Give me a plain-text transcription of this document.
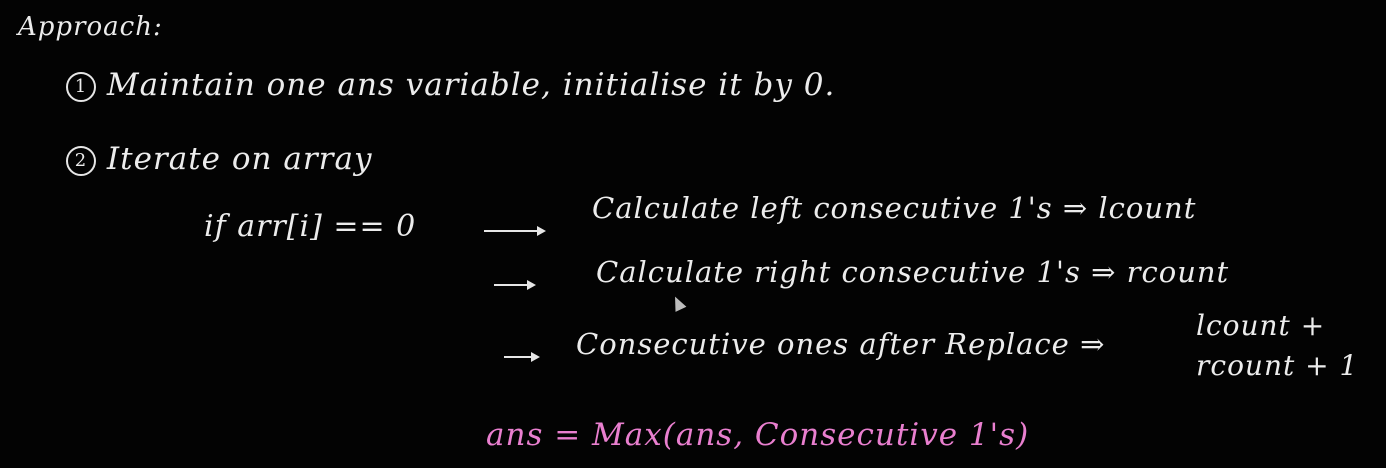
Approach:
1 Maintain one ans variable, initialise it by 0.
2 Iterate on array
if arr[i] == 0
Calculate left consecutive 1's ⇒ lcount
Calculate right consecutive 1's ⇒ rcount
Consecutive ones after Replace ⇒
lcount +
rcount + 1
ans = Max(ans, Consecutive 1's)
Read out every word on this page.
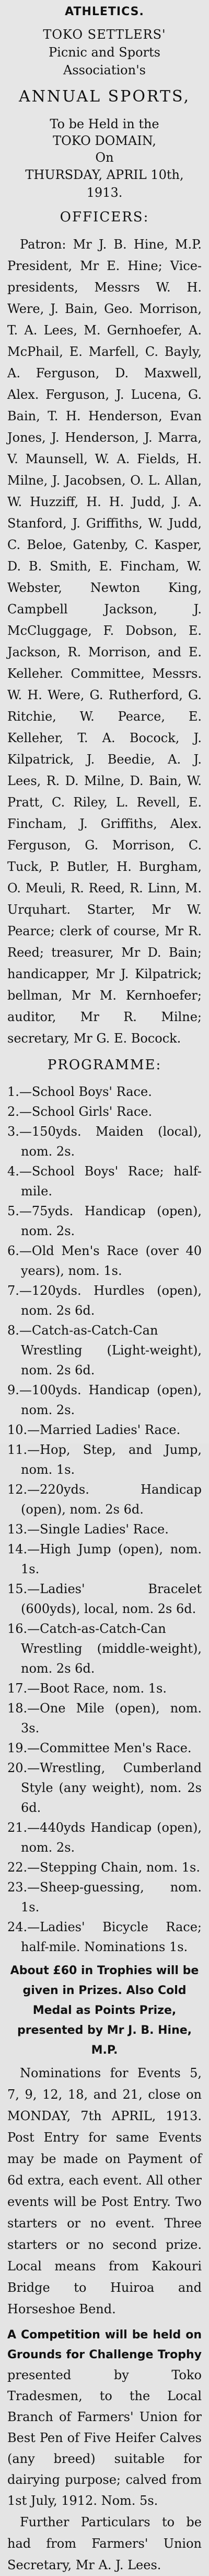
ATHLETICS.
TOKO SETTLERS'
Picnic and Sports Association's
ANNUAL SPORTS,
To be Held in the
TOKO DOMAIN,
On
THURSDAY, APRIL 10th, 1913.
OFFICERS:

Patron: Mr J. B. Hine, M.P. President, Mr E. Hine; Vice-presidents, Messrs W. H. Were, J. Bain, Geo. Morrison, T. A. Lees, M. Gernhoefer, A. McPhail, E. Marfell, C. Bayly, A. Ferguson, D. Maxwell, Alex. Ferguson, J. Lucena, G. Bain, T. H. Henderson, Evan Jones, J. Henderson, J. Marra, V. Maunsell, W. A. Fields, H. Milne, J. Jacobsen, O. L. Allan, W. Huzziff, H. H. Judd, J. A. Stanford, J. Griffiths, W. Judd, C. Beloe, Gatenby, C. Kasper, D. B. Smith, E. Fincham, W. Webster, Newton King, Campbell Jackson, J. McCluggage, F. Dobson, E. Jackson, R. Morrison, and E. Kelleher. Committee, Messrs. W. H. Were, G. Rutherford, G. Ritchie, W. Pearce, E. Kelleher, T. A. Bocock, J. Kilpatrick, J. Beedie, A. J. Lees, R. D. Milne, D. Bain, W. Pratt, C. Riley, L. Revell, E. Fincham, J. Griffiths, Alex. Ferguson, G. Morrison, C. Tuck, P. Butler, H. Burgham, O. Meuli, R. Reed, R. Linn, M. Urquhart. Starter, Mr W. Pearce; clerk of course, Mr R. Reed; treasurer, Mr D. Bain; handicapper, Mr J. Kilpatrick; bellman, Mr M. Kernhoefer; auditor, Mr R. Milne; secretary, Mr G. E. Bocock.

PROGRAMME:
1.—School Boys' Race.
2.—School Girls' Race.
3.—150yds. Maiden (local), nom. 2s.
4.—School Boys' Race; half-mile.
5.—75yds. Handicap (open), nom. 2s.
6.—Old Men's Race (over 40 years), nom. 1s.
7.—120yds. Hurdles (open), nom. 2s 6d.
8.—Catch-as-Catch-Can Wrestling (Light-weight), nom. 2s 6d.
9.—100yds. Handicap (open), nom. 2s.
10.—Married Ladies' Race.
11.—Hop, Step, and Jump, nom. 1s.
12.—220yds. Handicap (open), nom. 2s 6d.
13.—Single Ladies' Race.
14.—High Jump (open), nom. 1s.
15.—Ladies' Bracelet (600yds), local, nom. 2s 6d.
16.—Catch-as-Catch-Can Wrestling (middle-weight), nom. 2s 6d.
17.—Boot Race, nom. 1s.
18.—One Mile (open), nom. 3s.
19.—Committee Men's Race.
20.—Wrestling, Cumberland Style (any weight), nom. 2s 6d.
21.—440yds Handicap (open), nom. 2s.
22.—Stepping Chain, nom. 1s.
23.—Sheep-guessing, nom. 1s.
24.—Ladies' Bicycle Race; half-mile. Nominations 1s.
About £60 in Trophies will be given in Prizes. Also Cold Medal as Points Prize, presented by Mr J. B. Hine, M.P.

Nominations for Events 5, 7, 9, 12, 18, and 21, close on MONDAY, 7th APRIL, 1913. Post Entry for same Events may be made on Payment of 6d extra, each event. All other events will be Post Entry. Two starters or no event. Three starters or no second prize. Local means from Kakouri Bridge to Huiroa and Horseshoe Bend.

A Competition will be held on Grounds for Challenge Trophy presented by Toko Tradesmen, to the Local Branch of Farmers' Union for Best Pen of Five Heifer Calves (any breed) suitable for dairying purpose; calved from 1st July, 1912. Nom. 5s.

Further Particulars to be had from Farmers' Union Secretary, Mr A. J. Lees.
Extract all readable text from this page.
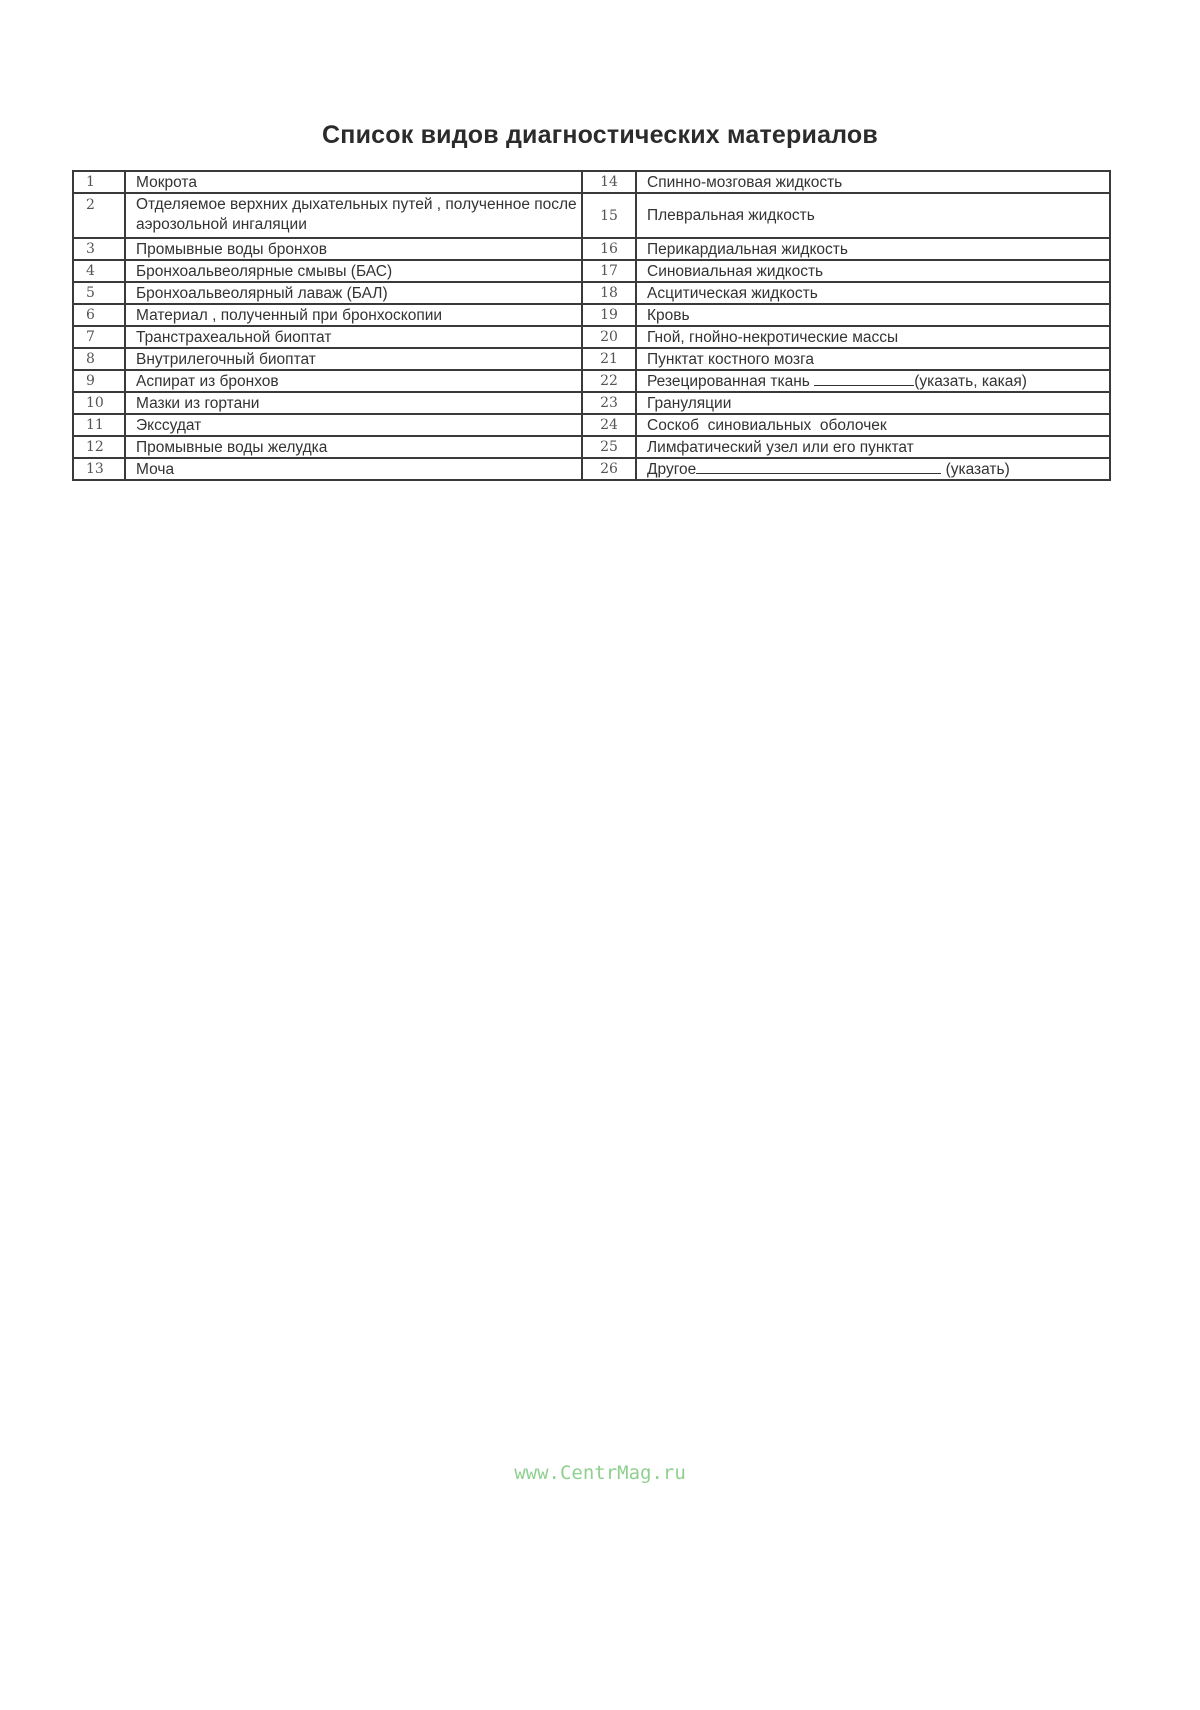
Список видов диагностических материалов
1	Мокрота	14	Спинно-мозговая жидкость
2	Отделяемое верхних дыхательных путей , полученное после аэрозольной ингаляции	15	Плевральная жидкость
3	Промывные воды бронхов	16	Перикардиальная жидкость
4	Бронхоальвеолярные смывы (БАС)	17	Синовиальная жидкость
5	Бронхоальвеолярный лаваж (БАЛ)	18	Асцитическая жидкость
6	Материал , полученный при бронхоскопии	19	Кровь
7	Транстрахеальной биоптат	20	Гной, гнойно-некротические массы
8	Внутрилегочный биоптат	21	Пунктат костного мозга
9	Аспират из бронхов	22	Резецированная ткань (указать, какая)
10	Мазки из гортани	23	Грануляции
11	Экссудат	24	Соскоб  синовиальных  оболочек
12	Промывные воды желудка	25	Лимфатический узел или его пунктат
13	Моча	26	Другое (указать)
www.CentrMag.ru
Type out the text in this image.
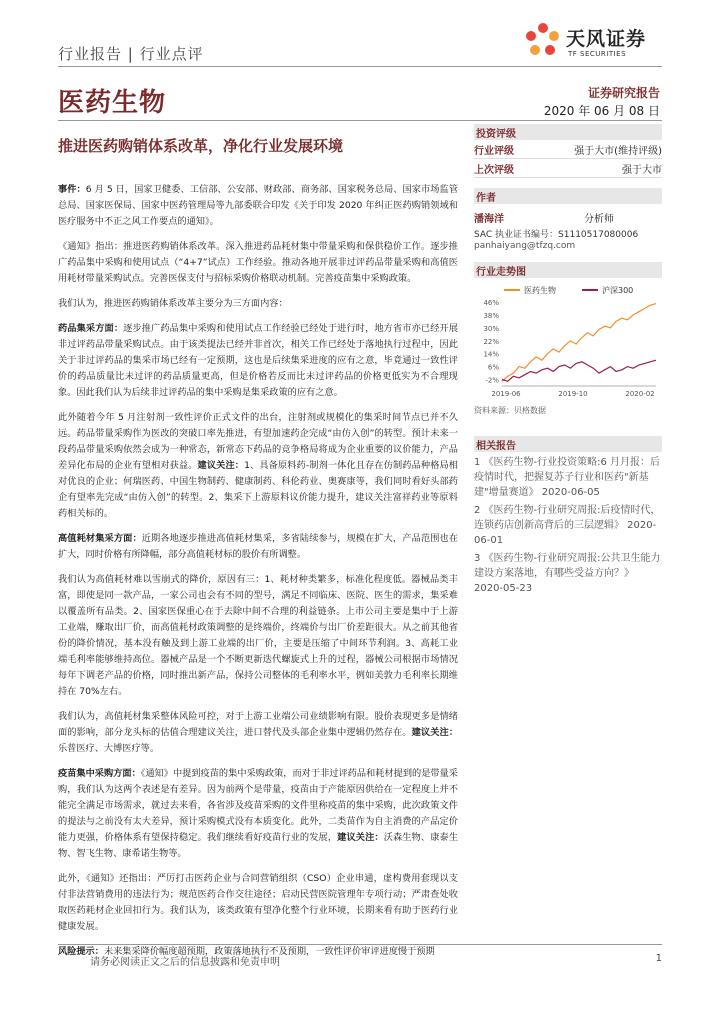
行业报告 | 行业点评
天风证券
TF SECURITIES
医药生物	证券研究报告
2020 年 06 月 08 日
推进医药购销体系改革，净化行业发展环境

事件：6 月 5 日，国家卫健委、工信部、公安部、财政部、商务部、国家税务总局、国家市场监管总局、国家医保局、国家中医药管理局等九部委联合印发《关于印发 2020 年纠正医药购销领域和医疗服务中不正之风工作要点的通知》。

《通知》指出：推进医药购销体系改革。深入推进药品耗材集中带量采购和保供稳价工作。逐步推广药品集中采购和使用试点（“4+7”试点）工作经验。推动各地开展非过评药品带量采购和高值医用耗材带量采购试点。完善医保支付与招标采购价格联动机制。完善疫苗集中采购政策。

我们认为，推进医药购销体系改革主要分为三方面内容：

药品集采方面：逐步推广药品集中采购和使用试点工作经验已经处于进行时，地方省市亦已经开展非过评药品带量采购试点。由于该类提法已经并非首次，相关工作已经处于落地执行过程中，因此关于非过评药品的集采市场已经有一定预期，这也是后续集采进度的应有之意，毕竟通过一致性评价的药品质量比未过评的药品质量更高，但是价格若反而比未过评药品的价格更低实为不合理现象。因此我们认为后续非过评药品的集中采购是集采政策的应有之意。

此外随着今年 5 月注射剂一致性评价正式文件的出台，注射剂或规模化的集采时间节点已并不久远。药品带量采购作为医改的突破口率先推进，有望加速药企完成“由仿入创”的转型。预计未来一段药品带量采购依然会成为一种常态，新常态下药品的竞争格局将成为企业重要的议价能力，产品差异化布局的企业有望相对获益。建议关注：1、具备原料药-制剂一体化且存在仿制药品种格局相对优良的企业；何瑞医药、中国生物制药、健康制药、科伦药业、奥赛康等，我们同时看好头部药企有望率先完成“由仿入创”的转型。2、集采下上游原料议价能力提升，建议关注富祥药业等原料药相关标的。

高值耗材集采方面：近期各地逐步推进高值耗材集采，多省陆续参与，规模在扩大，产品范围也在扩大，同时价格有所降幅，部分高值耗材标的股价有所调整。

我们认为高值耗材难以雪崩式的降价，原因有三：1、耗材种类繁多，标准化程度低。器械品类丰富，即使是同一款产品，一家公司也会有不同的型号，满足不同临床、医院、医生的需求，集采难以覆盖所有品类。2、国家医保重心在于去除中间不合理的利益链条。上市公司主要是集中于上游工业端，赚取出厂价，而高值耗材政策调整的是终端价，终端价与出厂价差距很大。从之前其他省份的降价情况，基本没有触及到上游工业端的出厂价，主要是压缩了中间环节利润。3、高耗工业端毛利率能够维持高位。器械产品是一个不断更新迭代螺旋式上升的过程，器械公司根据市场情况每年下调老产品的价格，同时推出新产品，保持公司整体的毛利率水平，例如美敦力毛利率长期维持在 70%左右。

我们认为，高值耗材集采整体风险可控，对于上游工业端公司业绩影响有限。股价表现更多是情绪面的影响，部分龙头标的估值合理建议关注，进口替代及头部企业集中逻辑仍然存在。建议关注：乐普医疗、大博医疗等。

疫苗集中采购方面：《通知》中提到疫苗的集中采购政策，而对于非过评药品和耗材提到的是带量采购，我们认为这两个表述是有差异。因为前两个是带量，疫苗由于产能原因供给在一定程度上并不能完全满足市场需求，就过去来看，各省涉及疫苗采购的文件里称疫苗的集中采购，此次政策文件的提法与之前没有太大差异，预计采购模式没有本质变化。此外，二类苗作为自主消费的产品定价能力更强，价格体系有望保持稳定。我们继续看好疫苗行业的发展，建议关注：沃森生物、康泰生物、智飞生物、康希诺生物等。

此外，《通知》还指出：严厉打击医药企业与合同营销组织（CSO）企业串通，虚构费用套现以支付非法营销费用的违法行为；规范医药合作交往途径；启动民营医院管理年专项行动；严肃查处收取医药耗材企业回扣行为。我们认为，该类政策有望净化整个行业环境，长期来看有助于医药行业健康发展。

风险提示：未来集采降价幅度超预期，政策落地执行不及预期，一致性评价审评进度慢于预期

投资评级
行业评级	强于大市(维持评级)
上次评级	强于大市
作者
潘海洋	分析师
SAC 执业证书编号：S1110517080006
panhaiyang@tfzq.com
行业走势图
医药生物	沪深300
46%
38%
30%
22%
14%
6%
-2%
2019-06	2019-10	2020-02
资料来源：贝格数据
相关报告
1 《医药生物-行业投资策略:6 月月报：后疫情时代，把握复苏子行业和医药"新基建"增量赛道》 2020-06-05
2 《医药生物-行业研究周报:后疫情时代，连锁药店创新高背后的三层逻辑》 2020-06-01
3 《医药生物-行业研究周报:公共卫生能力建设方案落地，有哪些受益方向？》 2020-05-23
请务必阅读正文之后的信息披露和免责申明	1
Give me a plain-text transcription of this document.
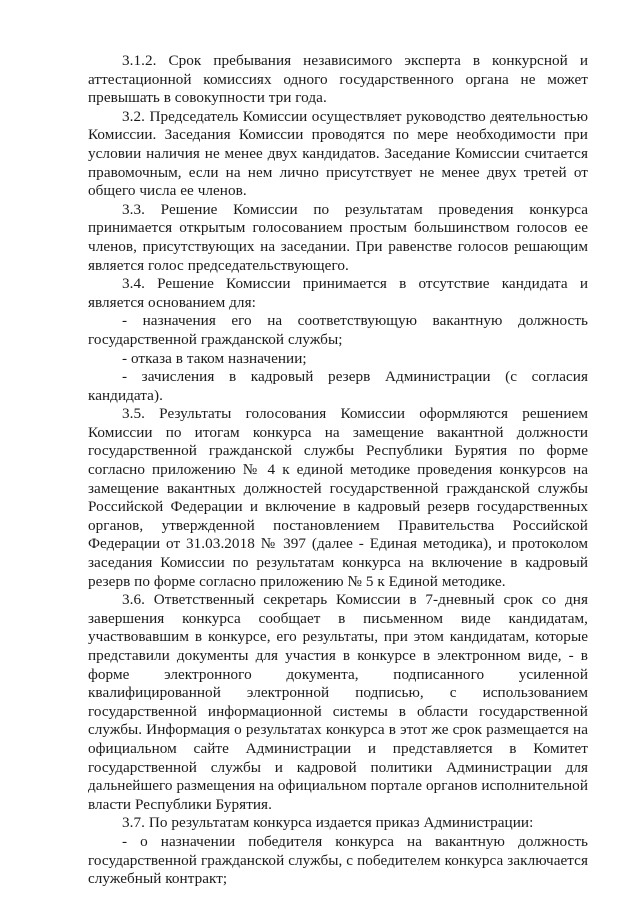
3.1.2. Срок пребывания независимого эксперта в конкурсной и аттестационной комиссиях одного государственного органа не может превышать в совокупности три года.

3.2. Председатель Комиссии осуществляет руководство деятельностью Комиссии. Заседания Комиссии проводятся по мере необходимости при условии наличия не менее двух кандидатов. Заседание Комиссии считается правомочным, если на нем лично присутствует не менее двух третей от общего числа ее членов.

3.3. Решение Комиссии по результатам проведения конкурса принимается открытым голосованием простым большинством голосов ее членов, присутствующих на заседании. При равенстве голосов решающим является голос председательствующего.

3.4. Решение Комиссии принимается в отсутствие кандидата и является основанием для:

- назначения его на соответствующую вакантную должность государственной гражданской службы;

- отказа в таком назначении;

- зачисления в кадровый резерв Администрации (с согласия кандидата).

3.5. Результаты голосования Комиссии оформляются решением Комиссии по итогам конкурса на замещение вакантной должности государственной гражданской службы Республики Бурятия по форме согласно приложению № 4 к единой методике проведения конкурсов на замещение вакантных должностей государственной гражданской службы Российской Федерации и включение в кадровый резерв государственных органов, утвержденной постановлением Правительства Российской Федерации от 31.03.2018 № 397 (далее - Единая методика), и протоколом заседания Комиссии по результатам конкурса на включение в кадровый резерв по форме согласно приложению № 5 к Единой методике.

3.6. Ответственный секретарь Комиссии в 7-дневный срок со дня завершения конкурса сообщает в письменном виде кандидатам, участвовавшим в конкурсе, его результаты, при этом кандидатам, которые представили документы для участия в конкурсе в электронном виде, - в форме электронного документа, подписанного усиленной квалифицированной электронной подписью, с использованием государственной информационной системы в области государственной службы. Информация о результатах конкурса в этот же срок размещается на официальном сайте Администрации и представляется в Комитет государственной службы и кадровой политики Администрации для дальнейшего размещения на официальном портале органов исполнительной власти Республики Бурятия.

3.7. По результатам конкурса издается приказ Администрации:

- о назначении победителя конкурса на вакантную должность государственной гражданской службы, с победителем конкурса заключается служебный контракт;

———

Look through the listing and extract every line with "建议关注" in it.

此外随着今年 5 月注射剂一致性评价正式文件的出台，注射剂或规模化的集采时间节点已并不久远。药品带量采购作为医改的突破口率先推进，有望加速药企完成“由仿入创”的转型。预计未来一段药品带量采购依然会成为一种常态，新常态下药品的竞争格局将成为企业重要的议价能力，产品差异化布局的企业有望相对获益。建议关注：1、具备原料药-制剂一体化且存在仿制药品种格局相对优良的企业；何瑞医药、中国生物制药、健康制药、科伦药业、奥赛康等，我们同时看好头部药企有望率先完成“由仿入创”的转型。2、集采下上游原料议价能力提升，建议关注富祥药业等原料药相关标的。
我们认为，高值耗材集采整体风险可控，对于上游工业端公司业绩影响有限。股价表现更多是情绪面的影响，部分龙头标的估值合理建议关注，进口替代及头部企业集中逻辑仍然存在。建议关注：乐普医疗、大博医疗等。
疫苗集中采购方面：《通知》中提到疫苗的集中采购政策，而对于非过评药品和耗材提到的是带量采购，我们认为这两个表述是有差异。因为前两个是带量，疫苗由于产能原因供给在一定程度上并不能完全满足市场需求，就过去来看，各省涉及疫苗采购的文件里称疫苗的集中采购，此次政策文件的提法与之前没有太大差异，预计采购模式没有本质变化。此外，二类苗作为自主消费的产品定价能力更强，价格体系有望保持稳定。我们继续看好疫苗行业的发展，建议关注：沃森生物、康泰生物、智飞生物、康希诺生物等。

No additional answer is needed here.